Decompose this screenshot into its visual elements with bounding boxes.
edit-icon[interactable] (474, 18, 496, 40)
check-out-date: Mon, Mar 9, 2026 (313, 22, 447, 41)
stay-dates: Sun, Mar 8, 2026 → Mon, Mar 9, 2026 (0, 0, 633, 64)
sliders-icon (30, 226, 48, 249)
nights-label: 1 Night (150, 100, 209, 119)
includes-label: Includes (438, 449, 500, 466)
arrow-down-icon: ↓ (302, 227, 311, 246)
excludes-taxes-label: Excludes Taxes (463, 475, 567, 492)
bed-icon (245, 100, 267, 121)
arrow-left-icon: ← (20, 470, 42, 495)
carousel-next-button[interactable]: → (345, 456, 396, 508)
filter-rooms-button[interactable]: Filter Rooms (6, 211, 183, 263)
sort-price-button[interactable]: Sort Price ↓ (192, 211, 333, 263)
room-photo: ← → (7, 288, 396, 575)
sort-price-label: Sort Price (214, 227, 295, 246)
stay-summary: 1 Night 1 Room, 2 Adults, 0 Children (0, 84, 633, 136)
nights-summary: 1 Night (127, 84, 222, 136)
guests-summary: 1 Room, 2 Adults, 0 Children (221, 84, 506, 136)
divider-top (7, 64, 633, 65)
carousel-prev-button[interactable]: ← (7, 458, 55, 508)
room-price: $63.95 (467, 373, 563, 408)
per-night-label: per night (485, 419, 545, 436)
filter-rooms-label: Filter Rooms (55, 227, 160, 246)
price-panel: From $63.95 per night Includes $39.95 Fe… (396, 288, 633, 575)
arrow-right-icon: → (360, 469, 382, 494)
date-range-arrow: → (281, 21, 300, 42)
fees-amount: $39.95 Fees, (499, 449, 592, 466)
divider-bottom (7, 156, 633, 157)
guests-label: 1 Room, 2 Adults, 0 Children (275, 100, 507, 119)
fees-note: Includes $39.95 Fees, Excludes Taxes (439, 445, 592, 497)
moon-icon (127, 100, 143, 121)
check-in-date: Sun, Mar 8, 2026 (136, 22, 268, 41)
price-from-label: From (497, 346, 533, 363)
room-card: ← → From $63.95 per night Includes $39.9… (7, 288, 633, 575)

- _Challenge_
Repeat the data above with every "Sort Price" renamed to "Sort by Price" and nothing else changed.

- _Finished task_
Decompose this screenshot into its visual elements with bounding boxes.
edit-icon[interactable] (474, 18, 496, 40)
check-out-date: Mon, Mar 9, 2026 (313, 22, 447, 41)
stay-dates: Sun, Mar 8, 2026 → Mon, Mar 9, 2026 (0, 0, 633, 64)
sliders-icon (30, 226, 48, 249)
nights-label: 1 Night (150, 100, 209, 119)
includes-label: Includes (438, 449, 500, 466)
arrow-down-icon: ↓ (302, 227, 311, 246)
excludes-taxes-label: Excludes Taxes (463, 475, 567, 492)
bed-icon (245, 100, 267, 121)
arrow-left-icon: ← (20, 470, 42, 495)
carousel-next-button[interactable]: → (345, 456, 396, 508)
filter-rooms-button[interactable]: Filter Rooms (6, 211, 183, 263)
sort-price-button[interactable]: Sort by Price ↓ (192, 211, 333, 263)
room-photo: ← → (7, 288, 396, 575)
sort-price-label: Sort by Price (214, 227, 295, 246)
stay-summary: 1 Night 1 Room, 2 Adults, 0 Children (0, 84, 633, 136)
nights-summary: 1 Night (127, 84, 222, 136)
guests-summary: 1 Room, 2 Adults, 0 Children (221, 84, 506, 136)
divider-top (7, 64, 633, 65)
carousel-prev-button[interactable]: ← (7, 458, 55, 508)
room-price: $63.95 (467, 373, 563, 408)
per-night-label: per night (485, 419, 545, 436)
filter-rooms-label: Filter Rooms (55, 227, 160, 246)
price-panel: From $63.95 per night Includes $39.95 Fe… (396, 288, 633, 575)
arrow-right-icon: → (360, 469, 382, 494)
date-range-arrow: → (281, 21, 300, 42)
fees-amount: $39.95 Fees, (499, 449, 592, 466)
divider-bottom (7, 156, 633, 157)
guests-label: 1 Room, 2 Adults, 0 Children (275, 100, 507, 119)
fees-note: Includes $39.95 Fees, Excludes Taxes (439, 445, 592, 497)
moon-icon (127, 100, 143, 121)
check-in-date: Sun, Mar 8, 2026 (136, 22, 268, 41)
price-from-label: From (497, 346, 533, 363)
room-card: ← → From $63.95 per night Includes $39.9… (7, 288, 633, 575)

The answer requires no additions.